A block of data
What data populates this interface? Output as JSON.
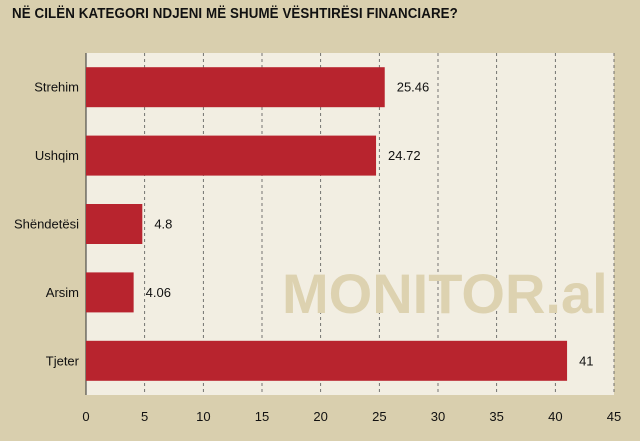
{
  "chart_data": {
    "type": "bar",
    "orientation": "horizontal",
    "title": "NË CILËN KATEGORI NDJENI MË SHUMË VËSHTIRËSI FINANCIARE?",
    "categories": [
      "Strehim",
      "Ushqim",
      "Shëndetësi",
      "Arsim",
      "Tjeter"
    ],
    "values": [
      25.46,
      24.72,
      4.8,
      4.06,
      41
    ],
    "value_labels": [
      "25.46",
      "24.72",
      "4.8",
      "4.06",
      "41"
    ],
    "xlim": [
      0,
      45
    ],
    "xticks": [
      0,
      5,
      10,
      15,
      20,
      25,
      30,
      35,
      40,
      45
    ],
    "grid": "vertical dashed",
    "bar_color": "#b8242e",
    "plot_background": "#f2eee2",
    "watermark": "MONITOR.al"
  }
}
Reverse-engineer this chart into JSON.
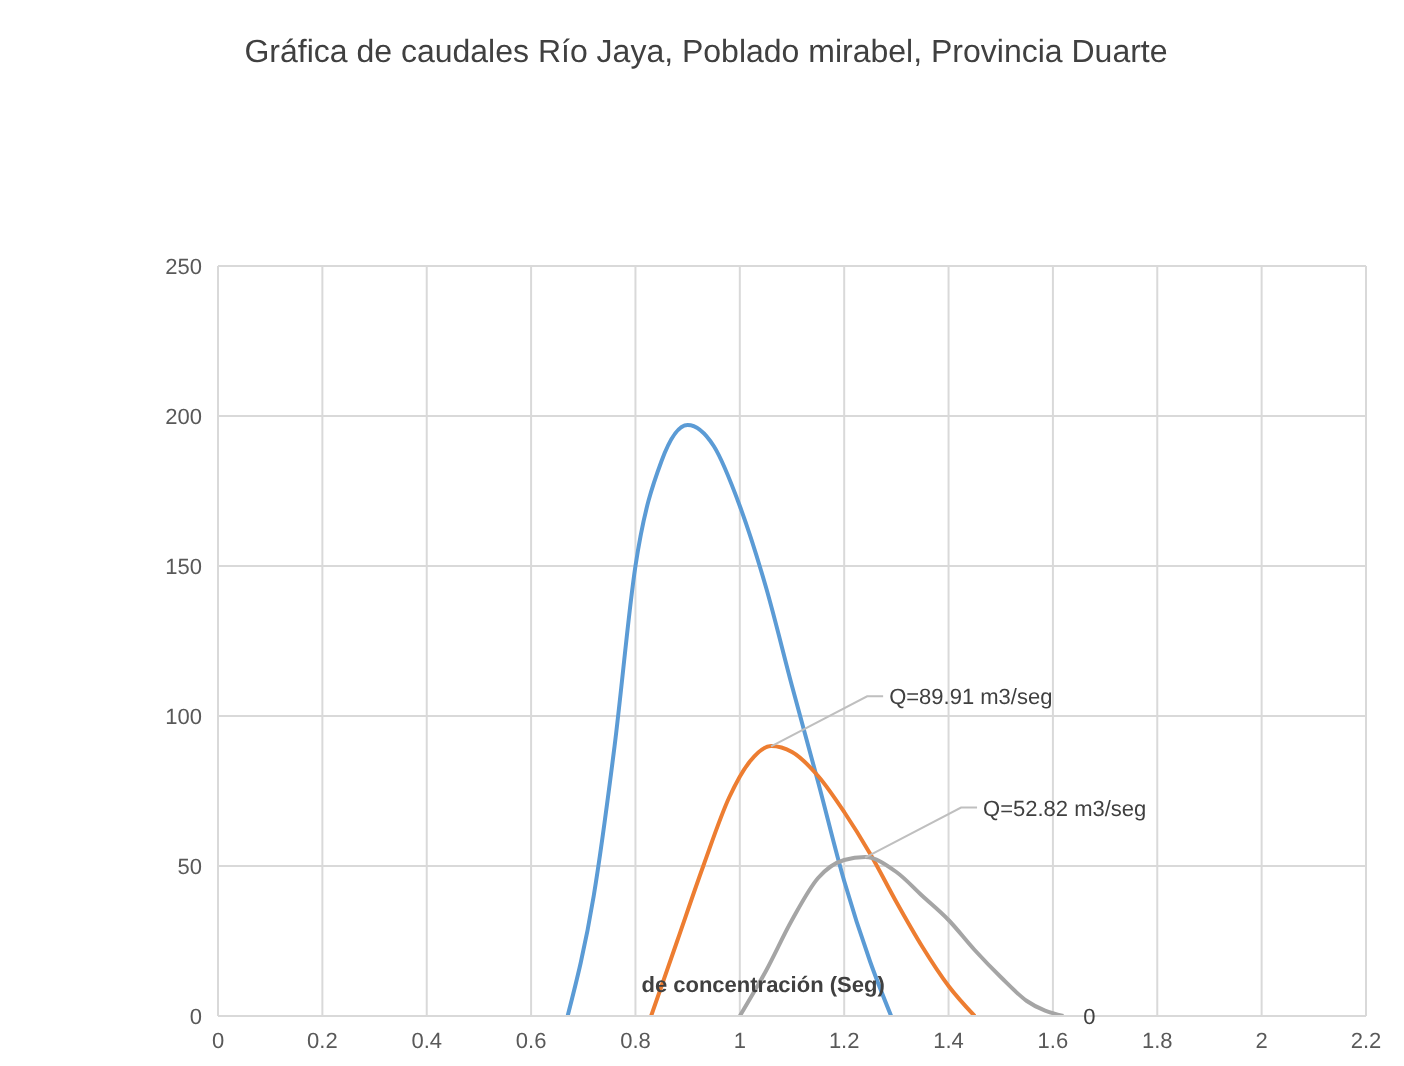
{
  "chart_data": {
    "type": "line",
    "title": "Gráfica de caudales Río Jaya, Poblado mirabel, Provincia Duarte",
    "xlabel": "de concentración (Seg)",
    "xlim": [
      0,
      2.2
    ],
    "xticks": [
      0,
      0.2,
      0.4,
      0.6,
      0.8,
      1,
      1.2,
      1.4,
      1.6,
      1.8,
      2,
      2.2
    ],
    "ylim": [
      0,
      250
    ],
    "yticks": [
      0,
      50,
      100,
      150,
      200,
      250
    ],
    "grid": true,
    "legend": false,
    "marker": "none",
    "line_style": "solid",
    "series": [
      {
        "color": "#5b9bd5",
        "x": [
          0.67,
          0.72,
          0.76,
          0.8,
          0.85,
          0.9,
          0.95,
          1.0,
          1.05,
          1.1,
          1.15,
          1.2,
          1.25,
          1.29
        ],
        "values": [
          0,
          40,
          90,
          150,
          185,
          197,
          190,
          170,
          143,
          110,
          78,
          45,
          18,
          0
        ]
      },
      {
        "color": "#ed7d31",
        "x": [
          0.83,
          0.88,
          0.93,
          0.98,
          1.02,
          1.06,
          1.1,
          1.15,
          1.2,
          1.25,
          1.3,
          1.35,
          1.4,
          1.45
        ],
        "values": [
          0,
          25,
          50,
          73,
          85,
          90,
          88,
          80,
          68,
          54,
          38,
          23,
          10,
          0
        ]
      },
      {
        "color": "#a5a5a5",
        "x": [
          1.0,
          1.05,
          1.1,
          1.15,
          1.2,
          1.24,
          1.3,
          1.35,
          1.4,
          1.45,
          1.5,
          1.55,
          1.62
        ],
        "values": [
          0,
          15,
          32,
          46,
          52,
          53,
          48,
          40,
          32,
          22,
          13,
          5,
          0
        ]
      }
    ],
    "annotations": [
      {
        "text": "Q=89.91 m3/seg",
        "x": 1.06,
        "y": 89.91
      },
      {
        "text": "Q=52.82 m3/seg",
        "x": 1.24,
        "y": 52.82
      },
      {
        "text": "0",
        "x": 1.62,
        "y": 0
      }
    ]
  }
}
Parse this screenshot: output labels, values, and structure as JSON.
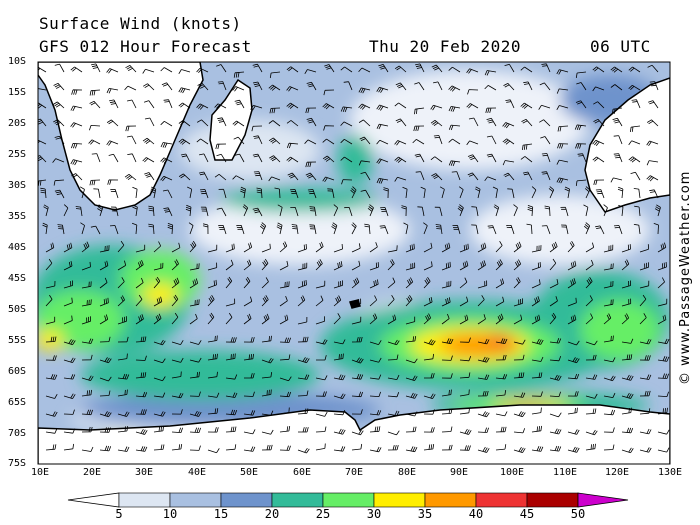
{
  "header": {
    "title": "Surface Wind (knots)",
    "forecast": "GFS 012 Hour Forecast",
    "date": "Thu 20 Feb 2020",
    "time": "06 UTC"
  },
  "credit": "© www.PassageWeather.com",
  "lat_labels": [
    "10S",
    "15S",
    "20S",
    "25S",
    "30S",
    "35S",
    "40S",
    "45S",
    "50S",
    "55S",
    "60S",
    "65S",
    "70S",
    "75S"
  ],
  "lon_labels": [
    "10E",
    "20E",
    "30E",
    "40E",
    "50E",
    "60E",
    "70E",
    "80E",
    "90E",
    "100E",
    "110E",
    "120E",
    "130E"
  ],
  "colorbar": {
    "labels": [
      "5",
      "10",
      "15",
      "20",
      "25",
      "30",
      "35",
      "40",
      "45",
      "50"
    ],
    "colors": [
      "#ffffff",
      "#dde6f2",
      "#a9c0e1",
      "#6e93cc",
      "#33bb99",
      "#66ee66",
      "#ffee00",
      "#ff9900",
      "#ee3333",
      "#aa0000",
      "#cc00cc"
    ]
  }
}
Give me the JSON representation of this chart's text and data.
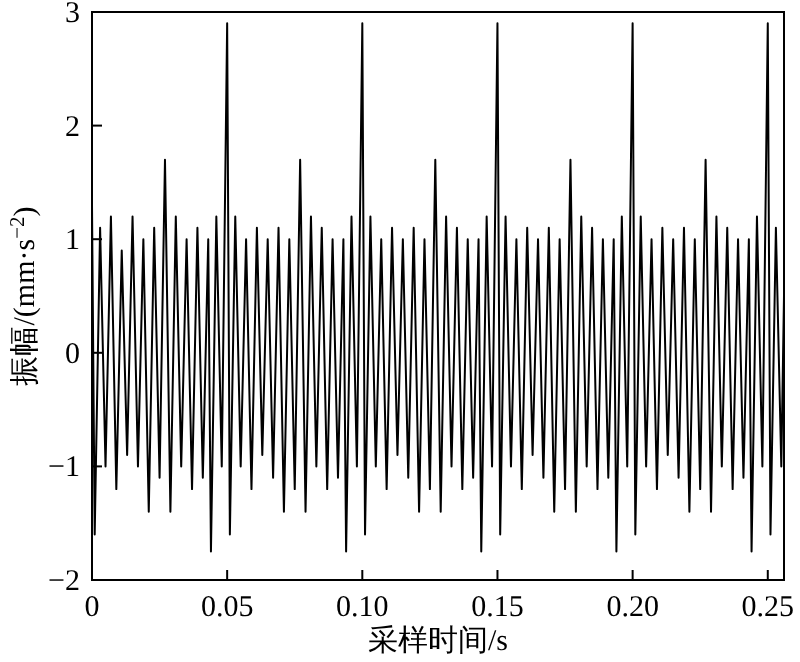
{
  "chart_data": {
    "type": "line",
    "xlabel": "采样时间/s",
    "ylabel": "振幅/(mm·s$^{−2}$)",
    "x": [
      0,
      0.001,
      0.003,
      0.005,
      0.007,
      0.009,
      0.011,
      0.013,
      0.015,
      0.017,
      0.019,
      0.021,
      0.023,
      0.025,
      0.027,
      0.029,
      0.031,
      0.033,
      0.035,
      0.037,
      0.039,
      0.041,
      0.043,
      0.044,
      0.046,
      0.048,
      0.05,
      0.051,
      0.053,
      0.055,
      0.057,
      0.059,
      0.061,
      0.063,
      0.065,
      0.067,
      0.069,
      0.071,
      0.073,
      0.075,
      0.077,
      0.079,
      0.081,
      0.083,
      0.085,
      0.087,
      0.089,
      0.091,
      0.093,
      0.094,
      0.096,
      0.098,
      0.1,
      0.101,
      0.103,
      0.105,
      0.107,
      0.109,
      0.111,
      0.113,
      0.115,
      0.117,
      0.119,
      0.121,
      0.123,
      0.125,
      0.127,
      0.129,
      0.131,
      0.133,
      0.135,
      0.137,
      0.139,
      0.141,
      0.143,
      0.144,
      0.146,
      0.148,
      0.15,
      0.151,
      0.153,
      0.155,
      0.157,
      0.159,
      0.161,
      0.163,
      0.165,
      0.167,
      0.169,
      0.171,
      0.173,
      0.175,
      0.177,
      0.179,
      0.181,
      0.183,
      0.185,
      0.187,
      0.189,
      0.191,
      0.193,
      0.194,
      0.196,
      0.198,
      0.2,
      0.201,
      0.203,
      0.205,
      0.207,
      0.209,
      0.211,
      0.213,
      0.215,
      0.217,
      0.219,
      0.221,
      0.223,
      0.225,
      0.227,
      0.229,
      0.231,
      0.233,
      0.235,
      0.237,
      0.239,
      0.241,
      0.243,
      0.244,
      0.246,
      0.248,
      0.25,
      0.251,
      0.253,
      0.255,
      0.256
    ],
    "series": [
      {
        "color": "#000000",
        "values": [
          1.3,
          -1.6,
          1.1,
          -1.0,
          1.2,
          -1.2,
          0.9,
          -0.9,
          1.2,
          -1.0,
          1.0,
          -1.4,
          1.1,
          -1.1,
          1.7,
          -1.4,
          1.2,
          -1.0,
          1.0,
          -1.2,
          1.1,
          -1.1,
          1.0,
          -1.75,
          1.2,
          -1.0,
          2.9,
          -1.6,
          1.2,
          -1.0,
          1.0,
          -1.2,
          1.1,
          -0.9,
          1.0,
          -1.1,
          1.1,
          -1.4,
          1.0,
          -1.2,
          1.7,
          -1.4,
          1.2,
          -1.0,
          1.1,
          -1.2,
          1.0,
          -1.1,
          1.0,
          -1.75,
          1.2,
          -1.0,
          2.9,
          -1.6,
          1.2,
          -1.0,
          1.0,
          -1.2,
          1.1,
          -0.9,
          1.0,
          -1.1,
          1.1,
          -1.4,
          1.0,
          -1.2,
          1.7,
          -1.4,
          1.2,
          -1.0,
          1.1,
          -1.2,
          1.0,
          -1.1,
          1.0,
          -1.75,
          1.2,
          -1.0,
          2.9,
          -1.6,
          1.2,
          -1.0,
          1.0,
          -1.2,
          1.1,
          -0.9,
          1.0,
          -1.1,
          1.1,
          -1.4,
          1.0,
          -1.2,
          1.7,
          -1.4,
          1.2,
          -1.0,
          1.1,
          -1.2,
          1.0,
          -1.1,
          1.0,
          -1.75,
          1.2,
          -1.0,
          2.9,
          -1.6,
          1.2,
          -1.0,
          1.0,
          -1.2,
          1.1,
          -0.9,
          1.0,
          -1.1,
          1.1,
          -1.4,
          1.0,
          -1.2,
          1.7,
          -1.4,
          1.2,
          -1.0,
          1.1,
          -1.2,
          1.0,
          -1.1,
          1.0,
          -1.75,
          1.2,
          -1.0,
          2.9,
          -1.6,
          1.1,
          -1.0,
          0.5
        ]
      }
    ],
    "xlim": [
      0,
      0.256
    ],
    "ylim": [
      -2,
      3
    ],
    "xticks": [
      0,
      {
        "value": 0.05,
        "label": "0.05"
      },
      {
        "value": 0.1,
        "label": "0.10"
      },
      {
        "value": 0.15,
        "label": "0.15"
      },
      {
        "value": 0.2,
        "label": "0.20"
      },
      {
        "value": 0.25,
        "label": "0.25"
      }
    ],
    "yticks": [
      -2,
      -1,
      0,
      1,
      2,
      3
    ]
  }
}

◆ What you are asked to do ◆
Which lines contain the word "text"? Copy each one.

◆ Result ◆
        "text": "Q=89.91 m3/seg",
        "text": "Q=52.82 m3/seg",
        "text": "0",
Give me the JSON representation of this chart's text and data.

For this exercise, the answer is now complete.